(WRITTEN REQUEST) Take the records underneath and set them down exactly.
╔══
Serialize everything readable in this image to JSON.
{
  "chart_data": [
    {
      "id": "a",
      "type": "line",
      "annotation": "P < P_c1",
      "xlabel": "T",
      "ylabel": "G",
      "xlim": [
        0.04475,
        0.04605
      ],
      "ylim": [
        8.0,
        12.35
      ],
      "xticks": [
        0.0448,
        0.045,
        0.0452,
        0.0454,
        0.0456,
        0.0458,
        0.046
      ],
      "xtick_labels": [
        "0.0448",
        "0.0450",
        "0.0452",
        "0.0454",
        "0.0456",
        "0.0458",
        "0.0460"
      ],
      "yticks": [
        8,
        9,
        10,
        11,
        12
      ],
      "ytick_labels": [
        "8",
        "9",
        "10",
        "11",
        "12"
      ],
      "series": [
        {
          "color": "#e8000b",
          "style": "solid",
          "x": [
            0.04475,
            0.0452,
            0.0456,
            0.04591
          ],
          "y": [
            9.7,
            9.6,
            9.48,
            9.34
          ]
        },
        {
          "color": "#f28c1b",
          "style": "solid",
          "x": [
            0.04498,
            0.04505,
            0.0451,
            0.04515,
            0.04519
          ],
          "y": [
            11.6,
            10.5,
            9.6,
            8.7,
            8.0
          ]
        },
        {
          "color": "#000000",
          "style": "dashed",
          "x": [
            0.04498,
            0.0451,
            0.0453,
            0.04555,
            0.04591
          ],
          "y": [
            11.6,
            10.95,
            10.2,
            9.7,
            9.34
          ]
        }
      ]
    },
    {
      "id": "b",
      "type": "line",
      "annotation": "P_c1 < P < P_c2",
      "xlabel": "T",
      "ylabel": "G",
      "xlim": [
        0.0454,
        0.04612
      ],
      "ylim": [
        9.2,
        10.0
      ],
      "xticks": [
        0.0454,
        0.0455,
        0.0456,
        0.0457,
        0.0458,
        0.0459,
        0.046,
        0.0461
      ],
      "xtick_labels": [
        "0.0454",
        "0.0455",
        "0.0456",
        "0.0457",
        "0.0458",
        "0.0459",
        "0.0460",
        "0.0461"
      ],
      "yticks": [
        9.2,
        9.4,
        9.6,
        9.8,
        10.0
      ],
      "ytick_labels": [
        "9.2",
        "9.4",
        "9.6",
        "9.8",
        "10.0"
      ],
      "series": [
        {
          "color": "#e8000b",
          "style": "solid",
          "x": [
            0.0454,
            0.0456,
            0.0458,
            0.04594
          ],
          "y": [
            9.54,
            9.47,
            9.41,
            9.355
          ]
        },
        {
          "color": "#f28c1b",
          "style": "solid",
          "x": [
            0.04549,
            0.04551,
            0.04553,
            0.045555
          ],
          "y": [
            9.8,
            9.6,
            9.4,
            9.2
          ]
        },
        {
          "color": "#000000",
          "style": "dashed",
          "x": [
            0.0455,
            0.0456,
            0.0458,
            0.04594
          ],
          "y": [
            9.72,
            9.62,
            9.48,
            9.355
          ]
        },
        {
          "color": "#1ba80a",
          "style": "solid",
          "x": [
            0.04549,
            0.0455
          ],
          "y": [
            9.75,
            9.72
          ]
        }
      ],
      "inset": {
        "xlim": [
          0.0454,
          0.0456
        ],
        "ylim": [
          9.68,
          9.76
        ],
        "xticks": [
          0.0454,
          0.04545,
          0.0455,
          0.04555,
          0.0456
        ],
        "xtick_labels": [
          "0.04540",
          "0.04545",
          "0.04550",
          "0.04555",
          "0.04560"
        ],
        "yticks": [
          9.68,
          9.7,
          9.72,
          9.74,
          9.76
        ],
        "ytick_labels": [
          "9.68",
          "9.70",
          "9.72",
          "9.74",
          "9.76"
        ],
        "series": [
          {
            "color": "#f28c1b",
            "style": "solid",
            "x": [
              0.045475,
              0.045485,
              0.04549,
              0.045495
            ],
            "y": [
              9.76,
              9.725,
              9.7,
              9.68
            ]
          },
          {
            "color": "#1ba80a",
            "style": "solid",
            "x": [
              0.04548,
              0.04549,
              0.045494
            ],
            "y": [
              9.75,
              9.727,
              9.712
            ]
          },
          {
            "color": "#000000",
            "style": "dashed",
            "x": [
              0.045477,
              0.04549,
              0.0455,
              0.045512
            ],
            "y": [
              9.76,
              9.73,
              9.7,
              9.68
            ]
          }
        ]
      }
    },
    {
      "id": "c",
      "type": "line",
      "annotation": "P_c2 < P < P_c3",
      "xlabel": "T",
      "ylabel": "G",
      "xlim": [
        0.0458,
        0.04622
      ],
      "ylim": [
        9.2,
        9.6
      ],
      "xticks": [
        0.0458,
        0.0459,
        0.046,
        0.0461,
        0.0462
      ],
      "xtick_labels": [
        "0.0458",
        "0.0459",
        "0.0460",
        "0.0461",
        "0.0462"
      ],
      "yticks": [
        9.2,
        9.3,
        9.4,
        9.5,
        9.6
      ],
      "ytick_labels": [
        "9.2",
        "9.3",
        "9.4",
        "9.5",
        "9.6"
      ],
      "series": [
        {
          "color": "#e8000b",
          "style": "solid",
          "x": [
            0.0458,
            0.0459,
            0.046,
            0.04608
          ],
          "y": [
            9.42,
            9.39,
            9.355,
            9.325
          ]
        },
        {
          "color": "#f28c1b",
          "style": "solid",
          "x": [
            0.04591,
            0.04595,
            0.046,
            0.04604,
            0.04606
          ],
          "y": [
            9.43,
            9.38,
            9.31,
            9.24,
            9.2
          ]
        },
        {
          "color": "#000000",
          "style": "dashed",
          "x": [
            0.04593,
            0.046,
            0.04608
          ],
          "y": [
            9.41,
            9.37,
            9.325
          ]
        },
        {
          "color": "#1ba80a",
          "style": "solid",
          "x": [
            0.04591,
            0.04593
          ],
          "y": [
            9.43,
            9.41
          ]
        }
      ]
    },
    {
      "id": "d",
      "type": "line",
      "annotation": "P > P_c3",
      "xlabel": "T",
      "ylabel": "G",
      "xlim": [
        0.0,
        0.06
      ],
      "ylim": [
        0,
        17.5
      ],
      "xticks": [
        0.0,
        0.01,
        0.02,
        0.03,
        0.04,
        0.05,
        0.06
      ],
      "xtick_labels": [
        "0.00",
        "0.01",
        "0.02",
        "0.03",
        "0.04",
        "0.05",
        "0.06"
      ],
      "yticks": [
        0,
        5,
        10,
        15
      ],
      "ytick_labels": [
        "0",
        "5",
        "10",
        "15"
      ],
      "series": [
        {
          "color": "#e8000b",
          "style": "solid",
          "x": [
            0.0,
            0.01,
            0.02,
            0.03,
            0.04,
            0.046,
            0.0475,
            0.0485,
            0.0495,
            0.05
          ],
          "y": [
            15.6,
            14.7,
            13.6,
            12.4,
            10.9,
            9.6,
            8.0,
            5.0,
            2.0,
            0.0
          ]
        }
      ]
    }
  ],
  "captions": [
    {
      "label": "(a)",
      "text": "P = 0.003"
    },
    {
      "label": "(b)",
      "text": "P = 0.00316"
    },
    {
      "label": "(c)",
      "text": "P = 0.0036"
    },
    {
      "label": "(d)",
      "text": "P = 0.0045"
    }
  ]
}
╚══
(ANSWER)
Serialize everything readable in this image to JSON.
{
  "chart_data": [
    {
      "id": "a",
      "type": "line",
      "annotation": "P < P_c1",
      "xlabel": "T",
      "ylabel": "G",
      "xlim": [
        0.04475,
        0.04605
      ],
      "ylim": [
        8.0,
        12.35
      ],
      "xticks": [
        0.0448,
        0.045,
        0.0452,
        0.0454,
        0.0456,
        0.0458,
        0.046
      ],
      "xtick_labels": [
        "0.0448",
        "0.0450",
        "0.0452",
        "0.0454",
        "0.0456",
        "0.0458",
        "0.0460"
      ],
      "yticks": [
        8,
        9,
        10,
        11,
        12
      ],
      "ytick_labels": [
        "8",
        "9",
        "10",
        "11",
        "12"
      ],
      "series": [
        {
          "color": "#e8000b",
          "style": "solid",
          "x": [
            0.04475,
            0.0452,
            0.0456,
            0.04591
          ],
          "y": [
            9.7,
            9.6,
            9.48,
            9.34
          ]
        },
        {
          "color": "#f28c1b",
          "style": "solid",
          "x": [
            0.04498,
            0.04505,
            0.0451,
            0.04515,
            0.04519
          ],
          "y": [
            11.6,
            10.5,
            9.6,
            8.7,
            8.0
          ]
        },
        {
          "color": "#000000",
          "style": "dashed",
          "x": [
            0.04498,
            0.0451,
            0.0453,
            0.04555,
            0.04591
          ],
          "y": [
            11.6,
            10.95,
            10.2,
            9.7,
            9.34
          ]
        }
      ]
    },
    {
      "id": "b",
      "type": "line",
      "annotation": "P_c1 < P < P_c2",
      "xlabel": "T",
      "ylabel": "G",
      "xlim": [
        0.0454,
        0.04612
      ],
      "ylim": [
        9.2,
        10.0
      ],
      "xticks": [
        0.0454,
        0.0455,
        0.0456,
        0.0457,
        0.0458,
        0.0459,
        0.046,
        0.0461
      ],
      "xtick_labels": [
        "0.0454",
        "0.0455",
        "0.0456",
        "0.0457",
        "0.0458",
        "0.0459",
        "0.0460",
        "0.0461"
      ],
      "yticks": [
        9.2,
        9.4,
        9.6,
        9.8,
        10.0
      ],
      "ytick_labels": [
        "9.2",
        "9.4",
        "9.6",
        "9.8",
        "10.0"
      ],
      "series": [
        {
          "color": "#e8000b",
          "style": "solid",
          "x": [
            0.0454,
            0.0456,
            0.0458,
            0.04594
          ],
          "y": [
            9.54,
            9.47,
            9.41,
            9.355
          ]
        },
        {
          "color": "#f28c1b",
          "style": "solid",
          "x": [
            0.04549,
            0.04551,
            0.04553,
            0.045555
          ],
          "y": [
            9.8,
            9.6,
            9.4,
            9.2
          ]
        },
        {
          "color": "#000000",
          "style": "dashed",
          "x": [
            0.0455,
            0.0456,
            0.0458,
            0.04594
          ],
          "y": [
            9.72,
            9.62,
            9.48,
            9.355
          ]
        },
        {
          "color": "#1ba80a",
          "style": "solid",
          "x": [
            0.04549,
            0.0455
          ],
          "y": [
            9.75,
            9.72
          ]
        }
      ],
      "inset": {
        "xlim": [
          0.0454,
          0.0456
        ],
        "ylim": [
          9.68,
          9.76
        ],
        "xticks": [
          0.0454,
          0.04545,
          0.0455,
          0.04555,
          0.0456
        ],
        "xtick_labels": [
          "0.04540",
          "0.04545",
          "0.04550",
          "0.04555",
          "0.04560"
        ],
        "yticks": [
          9.68,
          9.7,
          9.72,
          9.74,
          9.76
        ],
        "ytick_labels": [
          "9.68",
          "9.70",
          "9.72",
          "9.74",
          "9.76"
        ],
        "series": [
          {
            "color": "#f28c1b",
            "style": "solid",
            "x": [
              0.045475,
              0.045485,
              0.04549,
              0.045495
            ],
            "y": [
              9.76,
              9.725,
              9.7,
              9.68
            ]
          },
          {
            "color": "#1ba80a",
            "style": "solid",
            "x": [
              0.04548,
              0.04549,
              0.045494
            ],
            "y": [
              9.75,
              9.727,
              9.712
            ]
          },
          {
            "color": "#000000",
            "style": "dashed",
            "x": [
              0.045477,
              0.04549,
              0.0455,
              0.045512
            ],
            "y": [
              9.76,
              9.73,
              9.7,
              9.68
            ]
          }
        ]
      }
    },
    {
      "id": "c",
      "type": "line",
      "annotation": "P_c2 < P < P_c3",
      "xlabel": "T",
      "ylabel": "G",
      "xlim": [
        0.0458,
        0.04622
      ],
      "ylim": [
        9.2,
        9.6
      ],
      "xticks": [
        0.0458,
        0.0459,
        0.046,
        0.0461,
        0.0462
      ],
      "xtick_labels": [
        "0.0458",
        "0.0459",
        "0.0460",
        "0.0461",
        "0.0462"
      ],
      "yticks": [
        9.2,
        9.3,
        9.4,
        9.5,
        9.6
      ],
      "ytick_labels": [
        "9.2",
        "9.3",
        "9.4",
        "9.5",
        "9.6"
      ],
      "series": [
        {
          "color": "#e8000b",
          "style": "solid",
          "x": [
            0.0458,
            0.0459,
            0.046,
            0.04608
          ],
          "y": [
            9.42,
            9.39,
            9.355,
            9.325
          ]
        },
        {
          "color": "#f28c1b",
          "style": "solid",
          "x": [
            0.04591,
            0.04595,
            0.046,
            0.04604,
            0.04606
          ],
          "y": [
            9.43,
            9.38,
            9.31,
            9.24,
            9.2
          ]
        },
        {
          "color": "#000000",
          "style": "dashed",
          "x": [
            0.04593,
            0.046,
            0.04608
          ],
          "y": [
            9.41,
            9.37,
            9.325
          ]
        },
        {
          "color": "#1ba80a",
          "style": "solid",
          "x": [
            0.04591,
            0.04593
          ],
          "y": [
            9.43,
            9.41
          ]
        }
      ]
    },
    {
      "id": "d",
      "type": "line",
      "annotation": "P > P_c3",
      "xlabel": "T",
      "ylabel": "G",
      "xlim": [
        0.0,
        0.06
      ],
      "ylim": [
        0,
        17.5
      ],
      "xticks": [
        0.0,
        0.01,
        0.02,
        0.03,
        0.04,
        0.05,
        0.06
      ],
      "xtick_labels": [
        "0.00",
        "0.01",
        "0.02",
        "0.03",
        "0.04",
        "0.05",
        "0.06"
      ],
      "yticks": [
        0,
        5,
        10,
        15
      ],
      "ytick_labels": [
        "0",
        "5",
        "10",
        "15"
      ],
      "series": [
        {
          "color": "#e8000b",
          "style": "solid",
          "x": [
            0.0,
            0.01,
            0.02,
            0.03,
            0.04,
            0.046,
            0.0475,
            0.0485,
            0.0495,
            0.05
          ],
          "y": [
            15.6,
            14.7,
            13.6,
            12.4,
            10.9,
            9.6,
            8.0,
            5.0,
            2.0,
            0.0
          ]
        }
      ]
    }
  ],
  "captions": [
    {
      "label": "(a)",
      "text": "P = 0.003"
    },
    {
      "label": "(b)",
      "text": "P = 0.00316"
    },
    {
      "label": "(c)",
      "text": "P = 0.0036"
    },
    {
      "label": "(d)",
      "text": "P = 0.0045"
    }
  ]
}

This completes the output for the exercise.